Would you write out the entries below, every one of them, exactly?

───── INFORMATION PROVIDED

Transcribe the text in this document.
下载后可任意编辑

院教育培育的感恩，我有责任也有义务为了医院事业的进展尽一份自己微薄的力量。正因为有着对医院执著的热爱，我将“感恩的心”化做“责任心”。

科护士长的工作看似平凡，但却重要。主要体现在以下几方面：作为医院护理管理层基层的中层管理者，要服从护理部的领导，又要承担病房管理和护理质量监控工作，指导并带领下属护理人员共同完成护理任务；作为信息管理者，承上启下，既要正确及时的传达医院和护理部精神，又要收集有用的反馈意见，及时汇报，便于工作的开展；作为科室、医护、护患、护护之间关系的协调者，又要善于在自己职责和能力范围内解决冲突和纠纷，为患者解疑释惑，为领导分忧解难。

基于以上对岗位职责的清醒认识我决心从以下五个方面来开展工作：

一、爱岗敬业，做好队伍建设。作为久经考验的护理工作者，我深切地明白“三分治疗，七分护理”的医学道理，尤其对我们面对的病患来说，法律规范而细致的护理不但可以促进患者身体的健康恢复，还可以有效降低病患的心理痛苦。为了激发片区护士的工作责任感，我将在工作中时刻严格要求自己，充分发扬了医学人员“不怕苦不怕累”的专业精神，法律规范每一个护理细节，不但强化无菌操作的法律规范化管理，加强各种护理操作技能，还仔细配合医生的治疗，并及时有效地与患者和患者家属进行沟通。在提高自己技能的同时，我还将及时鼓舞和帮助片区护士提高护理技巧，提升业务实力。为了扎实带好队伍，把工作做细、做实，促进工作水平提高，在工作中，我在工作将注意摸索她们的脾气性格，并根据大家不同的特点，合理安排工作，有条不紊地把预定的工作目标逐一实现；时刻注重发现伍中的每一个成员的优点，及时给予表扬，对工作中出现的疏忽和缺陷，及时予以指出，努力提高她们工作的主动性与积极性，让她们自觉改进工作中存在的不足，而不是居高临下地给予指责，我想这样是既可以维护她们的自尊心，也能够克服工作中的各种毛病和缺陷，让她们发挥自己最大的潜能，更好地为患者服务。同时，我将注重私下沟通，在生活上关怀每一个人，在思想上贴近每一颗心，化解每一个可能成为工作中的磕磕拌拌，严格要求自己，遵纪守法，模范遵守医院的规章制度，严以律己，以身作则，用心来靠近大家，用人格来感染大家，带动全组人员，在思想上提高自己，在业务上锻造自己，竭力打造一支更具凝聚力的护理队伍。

──────────

FINISHED ANSWER:
Transcribe the text in this document.
下载后可任意编辑

院教育培育的感恩，我有责任也有义务为了医院事业的进展尽一份自己微薄的力量。正因为有着对医院执著的热爱，我将“感恩的心”化做“责任心”。

科护士长的工作看似平凡，但却重要。主要体现在以下几方面：作为医院护理管理层基层的中层管理者，要服从护理部的领导，又要承担病房管理和护理质量监控工作，指导并带领下属护理人员共同完成护理任务；作为信息管理者，承上启下，既要正确及时的传达医院和护理部精神，又要收集有用的反馈意见，及时汇报，便于工作的开展；作为科室、医护、护患、护护之间关系的协调者，又要善于在自己职责和能力范围内解决冲突和纠纷，为患者解疑释惑，为领导分忧解难。

基于以上对岗位职责的清醒认识我决心从以下五个方面来开展工作：

一、爱岗敬业，做好队伍建设。作为久经考验的护理工作者，我深切地明白“三分治疗，七分护理”的医学道理，尤其对我们面对的病患来说，法律规范而细致的护理不但可以促进患者身体的健康恢复，还可以有效降低病患的心理痛苦。为了激发片区护士的工作责任感，我将在工作中时刻严格要求自己，充分发扬了医学人员“不怕苦不怕累”的专业精神，法律规范每一个护理细节，不但强化无菌操作的法律规范化管理，加强各种护理操作技能，还仔细配合医生的治疗，并及时有效地与患者和患者家属进行沟通。在提高自己技能的同时，我还将及时鼓舞和帮助片区护士提高护理技巧，提升业务实力。为了扎实带好队伍，把工作做细、做实，促进工作水平提高，在工作中，我在工作将注意摸索她们的脾气性格，并根据大家不同的特点，合理安排工作，有条不紊地把预定的工作目标逐一实现；时刻注重发现伍中的每一个成员的优点，及时给予表扬，对工作中出现的疏忽和缺陷，及时予以指出，努力提高她们工作的主动性与积极性，让她们自觉改进工作中存在的不足，而不是居高临下地给予指责，我想这样是既可以维护她们的自尊心，也能够克服工作中的各种毛病和缺陷，让她们发挥自己最大的潜能，更好地为患者服务。同时，我将注重私下沟通，在生活上关怀每一个人，在思想上贴近每一颗心，化解每一个可能成为工作中的磕磕拌拌，严格要求自己，遵纪守法，模范遵守医院的规章制度，严以律己，以身作则，用心来靠近大家，用人格来感染大家，带动全组人员，在思想上提高自己，在业务上锻造自己，竭力打造一支更具凝聚力的护理队伍。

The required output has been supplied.